= PROBLEM DETAILS =
Only lines holding the word "content" should be copied from the material.

Dataset items
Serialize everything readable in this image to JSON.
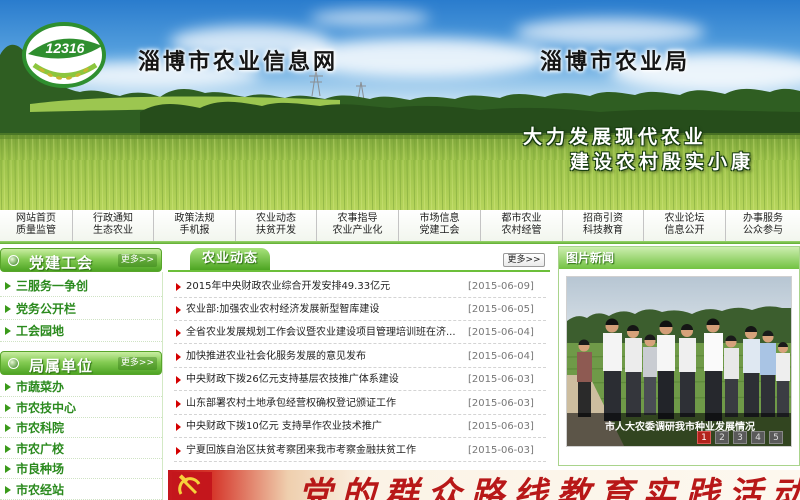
{
  "site": {
    "logo_text": "12316",
    "title": "淄博市农业信息网",
    "agency": "淄博市农业局",
    "slogan": [
      "大力发展现代农业",
      "建设农村殷实小康"
    ]
  },
  "nav": [
    {
      "top": "网站首页",
      "bottom": "质量监管"
    },
    {
      "top": "行政通知",
      "bottom": "生态农业"
    },
    {
      "top": "政策法规",
      "bottom": "手机报"
    },
    {
      "top": "农业动态",
      "bottom": "扶贫开发"
    },
    {
      "top": "农事指导",
      "bottom": "农业产业化"
    },
    {
      "top": "市场信息",
      "bottom": "党建工会"
    },
    {
      "top": "都市农业",
      "bottom": "农村经管"
    },
    {
      "top": "招商引资",
      "bottom": "科技教育"
    },
    {
      "top": "农业论坛",
      "bottom": "信息公开"
    },
    {
      "top": "办事服务",
      "bottom": "公众参与"
    }
  ],
  "sidebar": {
    "party_union": {
      "title": "党建工会",
      "more": "更多>>",
      "items": [
        "三服务一争创",
        "党务公开栏",
        "工会园地"
      ]
    },
    "units": {
      "title": "局属单位",
      "more": "更多>>",
      "items": [
        "市蔬菜办",
        "市农技中心",
        "市农科院",
        "市农广校",
        "市良种场",
        "市农经站"
      ]
    }
  },
  "news": {
    "title": "农业动态",
    "more": "更多>>",
    "items": [
      {
        "title": "2015年中央财政农业综合开发安排49.33亿元",
        "date": "[2015-06-09]"
      },
      {
        "title": "农业部:加强农业农村经济发展新型智库建设",
        "date": "[2015-06-05]"
      },
      {
        "title": "全省农业发展规划工作会议暨农业建设项目管理培训班在济...",
        "date": "[2015-06-04]"
      },
      {
        "title": "加快推进农业社会化服务发展的意见发布",
        "date": "[2015-06-04]"
      },
      {
        "title": "中央财政下拨26亿元支持基层农技推广体系建设",
        "date": "[2015-06-03]"
      },
      {
        "title": "山东部署农村土地承包经营权确权登记颁证工作",
        "date": "[2015-06-03]"
      },
      {
        "title": "中央财政下拨10亿元 支持旱作农业技术推广",
        "date": "[2015-06-03]"
      },
      {
        "title": "宁夏回族自治区扶贫考察团来我市考察金融扶贫工作",
        "date": "[2015-06-03]"
      }
    ]
  },
  "photo_news": {
    "title": "图片新闻",
    "caption": "市人大农委调研我市种业发展情况",
    "pages": [
      "1",
      "2",
      "3",
      "4",
      "5"
    ],
    "active_page": "1"
  },
  "banner": {
    "text": "党的群众路线教育实践活动"
  },
  "icons": {
    "logo": "agri-12316-logo",
    "section_marker": "section-marker-icon",
    "sidebar_bullet": "green-triangle-icon",
    "news_bullet": "red-triangle-icon",
    "banner_emblem": "party-emblem-icon"
  },
  "colors": {
    "accent_green": "#6cbf3a",
    "link_green": "#2b8a1e",
    "bullet_red": "#d40000",
    "banner_red": "#b81818",
    "active_page": "#b3231c"
  }
}
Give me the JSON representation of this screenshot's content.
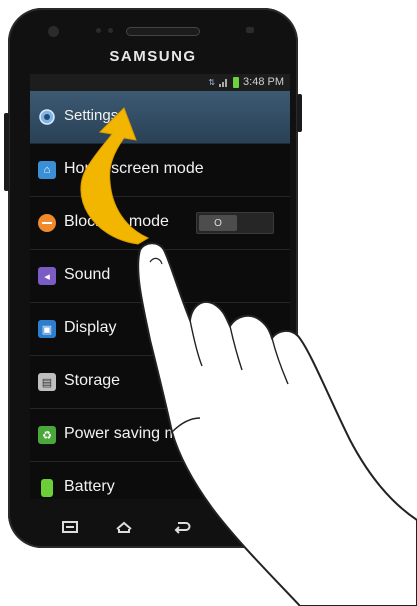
{
  "brand": "SAMSUNG",
  "status": {
    "time": "3:48 PM",
    "icons": [
      "data-icon",
      "signal-icon",
      "battery-icon"
    ]
  },
  "menu": {
    "items": [
      {
        "label": "Settings",
        "icon": "gear-icon",
        "selected": true
      },
      {
        "label": "Home screen mode",
        "icon": "home-icon"
      },
      {
        "label": "Blocking mode",
        "icon": "block-icon",
        "toggle": {
          "state": "off",
          "label": "O"
        }
      },
      {
        "label": "Sound",
        "icon": "speaker-icon"
      },
      {
        "label": "Display",
        "icon": "display-icon"
      },
      {
        "label": "Storage",
        "icon": "storage-icon"
      },
      {
        "label": "Power saving mode",
        "icon": "power-saving-icon"
      },
      {
        "label": "Battery",
        "icon": "battery-icon"
      }
    ]
  },
  "navbar": {
    "buttons": [
      "menu-icon",
      "home-icon",
      "back-icon"
    ]
  },
  "overlay": {
    "gesture": "swipe-up-arrow",
    "arrow_color": "#f2b500"
  }
}
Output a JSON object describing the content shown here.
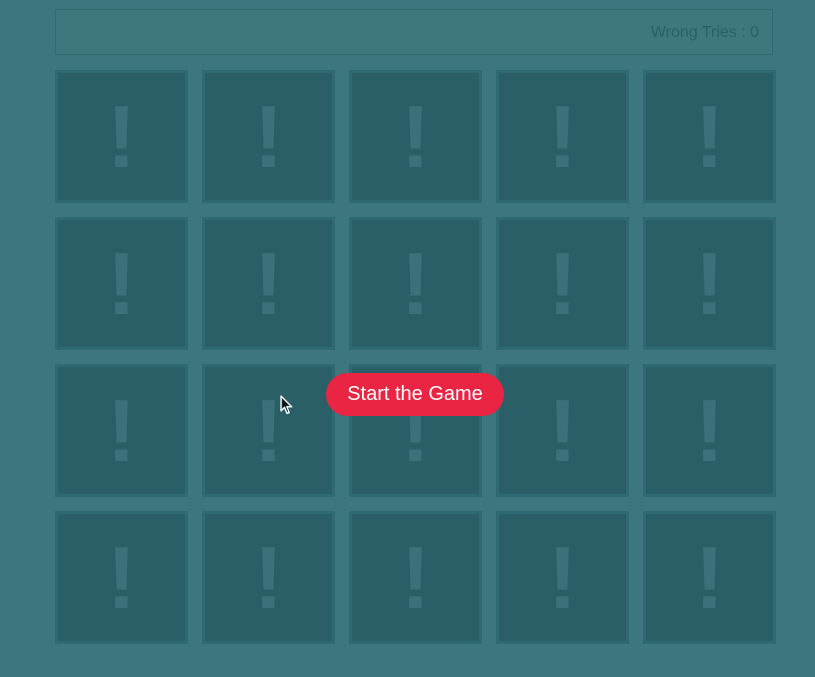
{
  "info_bar": {
    "wrong_tries_label": "Wrong Tries : 0"
  },
  "cards": [
    {
      "symbol": "!"
    },
    {
      "symbol": "!"
    },
    {
      "symbol": "!"
    },
    {
      "symbol": "!"
    },
    {
      "symbol": "!"
    },
    {
      "symbol": "!"
    },
    {
      "symbol": "!"
    },
    {
      "symbol": "!"
    },
    {
      "symbol": "!"
    },
    {
      "symbol": "!"
    },
    {
      "symbol": "!"
    },
    {
      "symbol": "!"
    },
    {
      "symbol": "!"
    },
    {
      "symbol": "!"
    },
    {
      "symbol": "!"
    },
    {
      "symbol": "!"
    },
    {
      "symbol": "!"
    },
    {
      "symbol": "!"
    },
    {
      "symbol": "!"
    },
    {
      "symbol": "!"
    }
  ],
  "start_button": {
    "label": "Start the Game"
  },
  "colors": {
    "background": "#3d767e",
    "card": "#2a5f67",
    "accent": "#ea2544"
  },
  "cursor": {
    "icon": "mouse-pointer-icon"
  }
}
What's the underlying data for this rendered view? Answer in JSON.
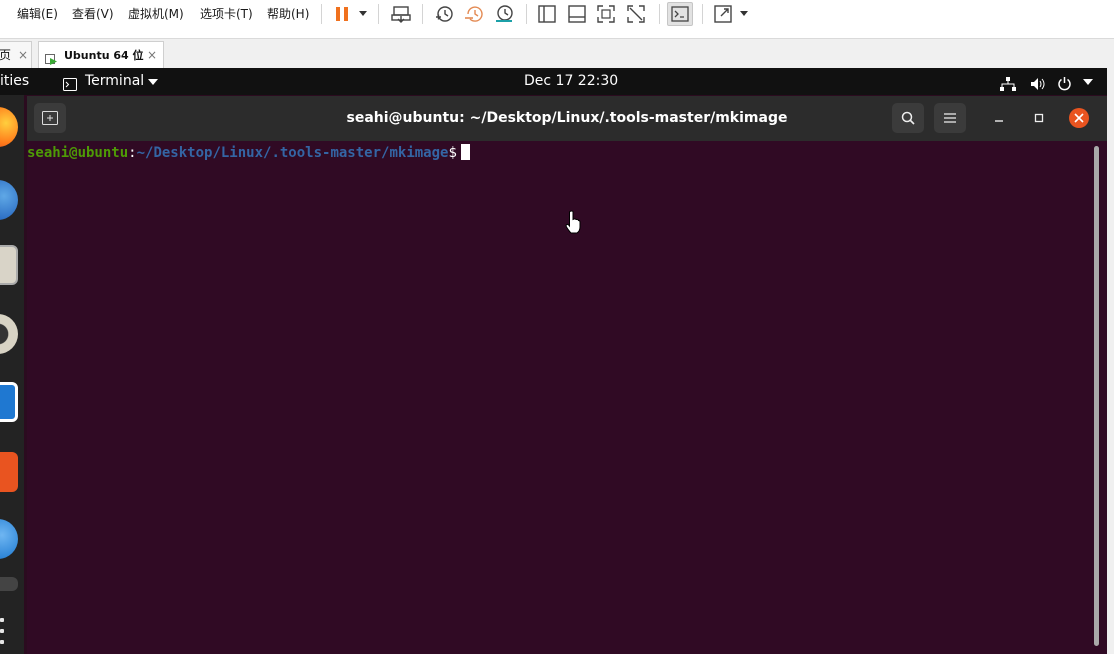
{
  "vm": {
    "menu": {
      "edit": "编辑(E)",
      "view": "查看(V)",
      "vm": "虚拟机(M)",
      "tabs": "选项卡(T)",
      "help": "帮助(H)"
    },
    "toolbar_icons": [
      "pause-icon",
      "send-ctrl-alt-del-icon",
      "snapshot-icon",
      "revert-snapshot-icon",
      "snapshot-manager-icon",
      "sidebar-icon",
      "console-view-icon",
      "fullscreen-icon",
      "unity-icon",
      "terminal-icon",
      "stretch-icon"
    ],
    "tabs": [
      {
        "label": "页",
        "close": "×"
      },
      {
        "label": "Ubuntu 64 位",
        "close": "×"
      }
    ]
  },
  "ubuntu": {
    "topbar": {
      "activities": "ities",
      "app_menu": "Terminal",
      "clock": "Dec 17  22:30"
    }
  },
  "terminal": {
    "title": "seahi@ubuntu: ~/Desktop/Linux/.tools-master/mkimage",
    "prompt_user": "seahi@ubuntu",
    "prompt_colon": ":",
    "prompt_path": "~/Desktop/Linux/.tools-master/mkimage",
    "prompt_symbol": "$"
  },
  "colors": {
    "terminal_bg": "#300a24",
    "prompt_user": "#4e9a06",
    "prompt_path": "#3465a4",
    "close_button": "#e95420",
    "pause_orange": "#f0711e"
  }
}
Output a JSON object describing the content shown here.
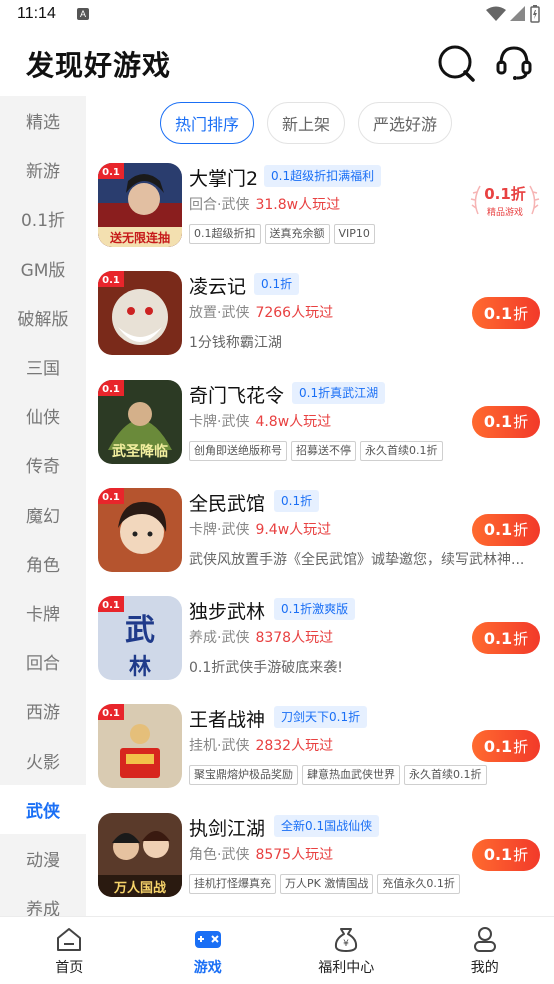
{
  "status_bar": {
    "time": "11:14",
    "notification": "A"
  },
  "header": {
    "title": "发现好游戏"
  },
  "sidebar": {
    "items": [
      {
        "label": "精选"
      },
      {
        "label": "新游"
      },
      {
        "label": "0.1折"
      },
      {
        "label": "GM版"
      },
      {
        "label": "破解版"
      },
      {
        "label": "三国"
      },
      {
        "label": "仙侠"
      },
      {
        "label": "传奇"
      },
      {
        "label": "魔幻"
      },
      {
        "label": "角色"
      },
      {
        "label": "卡牌"
      },
      {
        "label": "回合"
      },
      {
        "label": "西游"
      },
      {
        "label": "火影"
      },
      {
        "label": "武侠"
      },
      {
        "label": "动漫"
      },
      {
        "label": "养成"
      }
    ],
    "active": "武侠"
  },
  "tabs": [
    {
      "label": "热门排序"
    },
    {
      "label": "新上架"
    },
    {
      "label": "严选好游"
    }
  ],
  "games": [
    {
      "name": "大掌门2",
      "tag": "0.1超级折扣满福利",
      "genre": "回合·武侠",
      "players": "31.8w人玩过",
      "labels": [
        "0.1超级折扣",
        "送真充余额",
        "VIP10"
      ],
      "badge": "0.1折",
      "seal_sub": "精品游戏",
      "icon_text": "送无限连抽",
      "icon_color": "#8a1e1e"
    },
    {
      "name": "凌云记",
      "tag": "0.1折",
      "genre": "放置·武侠",
      "players": "7266人玩过",
      "desc": "1分钱称霸江湖",
      "badge": "0.1",
      "badge_unit": "折",
      "icon_color": "#7a2a1a"
    },
    {
      "name": "奇门飞花令",
      "tag": "0.1折真武江湖",
      "genre": "卡牌·武侠",
      "players": "4.8w人玩过",
      "labels": [
        "创角即送绝版称号",
        "招募送不停",
        "永久首续0.1折"
      ],
      "badge": "0.1",
      "badge_unit": "折",
      "icon_text": "武圣降临",
      "icon_color": "#2c3a24"
    },
    {
      "name": "全民武馆",
      "tag": "0.1折",
      "genre": "卡牌·武侠",
      "players": "9.4w人玩过",
      "desc": "武侠风放置手游《全民武馆》诚挚邀您，续写武林神...",
      "badge": "0.1",
      "badge_unit": "折",
      "icon_color": "#b5542e"
    },
    {
      "name": "独步武林",
      "tag": "0.1折激爽版",
      "genre": "养成·武侠",
      "players": "8378人玩过",
      "desc": "0.1折武侠手游破底来袭!",
      "badge": "0.1",
      "badge_unit": "折",
      "icon_text": "武林",
      "icon_color": "#cfd8e8"
    },
    {
      "name": "王者战神",
      "tag": "刀剑天下0.1折",
      "genre": "挂机·武侠",
      "players": "2832人玩过",
      "labels": [
        "聚宝鼎熔炉极品奖励",
        "肆意热血武侠世界",
        "永久首续0.1折"
      ],
      "badge": "0.1",
      "badge_unit": "折",
      "icon_color": "#d9cbb2"
    },
    {
      "name": "执剑江湖",
      "tag": "全新0.1国战仙侠",
      "genre": "角色·武侠",
      "players": "8575人玩过",
      "labels": [
        "挂机打怪爆真充",
        "万人PK 激情国战",
        "充值永久0.1折"
      ],
      "badge": "0.1",
      "badge_unit": "折",
      "icon_text": "万人国战",
      "icon_color": "#5a3a2a"
    }
  ],
  "bottom_nav": [
    {
      "label": "首页",
      "icon": "home-icon"
    },
    {
      "label": "游戏",
      "icon": "gamepad-icon"
    },
    {
      "label": "福利中心",
      "icon": "money-bag-icon"
    },
    {
      "label": "我的",
      "icon": "user-icon"
    }
  ],
  "colors": {
    "accent": "#1a6ff5",
    "price": "#e84141",
    "badge": "#f23a2a"
  }
}
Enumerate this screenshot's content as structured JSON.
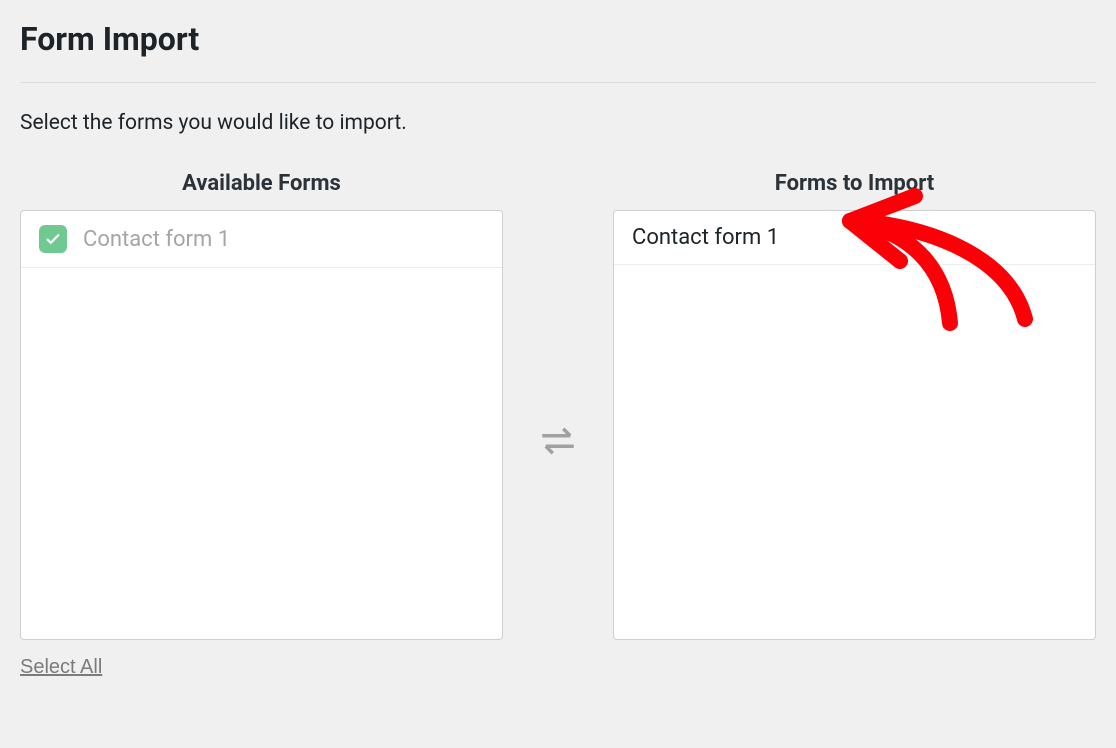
{
  "page": {
    "title": "Form Import",
    "instruction": "Select the forms you would like to import."
  },
  "columns": {
    "available": {
      "title": "Available Forms",
      "items": [
        {
          "label": "Contact form 1",
          "checked": true
        }
      ],
      "select_all_label": "Select All"
    },
    "to_import": {
      "title": "Forms to Import",
      "items": [
        {
          "label": "Contact form 1"
        }
      ]
    }
  }
}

= ANSWER BELOW =
Give me the JSON representation of this screenshot's content.
Output a JSON object describing the content shown here.
Output a JSON object describing the content shown here.
Enumerate this screenshot's content as structured JSON.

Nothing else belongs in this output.